─── SUPPLIED RECORDS

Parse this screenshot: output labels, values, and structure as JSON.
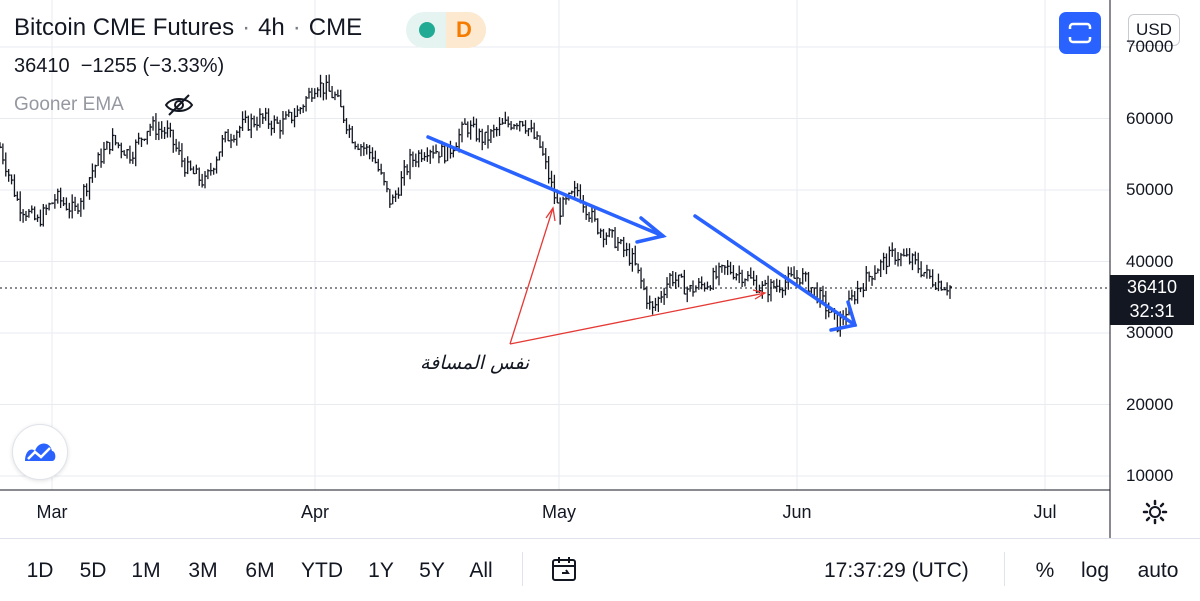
{
  "header": {
    "symbol": "Bitcoin CME Futures",
    "interval": "4h",
    "exchange": "CME",
    "session_badge": "D",
    "last_price": "36410",
    "change": "−1255",
    "change_pct": "(−3.33%)",
    "indicator_name": "Gooner EMA",
    "indicator_hidden_icon": "eye-crossed-icon"
  },
  "toolbar_right": {
    "fullscreen_icon": "fullscreen-icon",
    "currency": "USD"
  },
  "price_axis": {
    "ticks": [
      "70000",
      "60000",
      "50000",
      "40000",
      "30000",
      "20000",
      "10000"
    ],
    "last_price_badge": "36410",
    "countdown": "32:31"
  },
  "time_axis": {
    "labels": [
      "Mar",
      "Apr",
      "May",
      "Jun",
      "Jul"
    ]
  },
  "annotation": {
    "text": "نفس المسافة",
    "arrow_color": "#2962ff",
    "guide_color": "#e53935"
  },
  "chart_data": {
    "type": "line",
    "ylim": [
      10000,
      70000
    ],
    "x_axis": [
      "Mar",
      "Apr",
      "May",
      "Jun",
      "Jul"
    ],
    "last_value": 36410,
    "series": [
      {
        "values": [
          56000,
          48000,
          45500,
          49000,
          47000,
          53000,
          57000,
          55000,
          59000,
          58000,
          53000,
          51000,
          57000,
          59000,
          60000,
          59000,
          61000,
          65000,
          63000,
          57000,
          55000,
          48000,
          54000,
          56000,
          55000,
          59000,
          57000,
          59000,
          60000,
          56000,
          47000,
          50000,
          45000,
          43000,
          40000,
          33000,
          38000,
          36000,
          37000,
          39000,
          38000,
          36000,
          37000,
          38000,
          35000,
          31000,
          36000,
          39000,
          41000,
          40000,
          37500,
          36410
        ]
      }
    ]
  },
  "bottom_bar": {
    "ranges": [
      "1D",
      "5D",
      "1M",
      "3M",
      "6M",
      "YTD",
      "1Y",
      "5Y",
      "All"
    ],
    "calendar_icon": "calendar-goto-icon",
    "time": "17:37:29 (UTC)",
    "options": [
      "%",
      "log",
      "auto"
    ]
  }
}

──────

= AIM =
Check each line above for "values" and return the ones that have it.

= WORKED ANSWER =
Parse this screenshot: output labels, values, and structure as JSON.
        "values": [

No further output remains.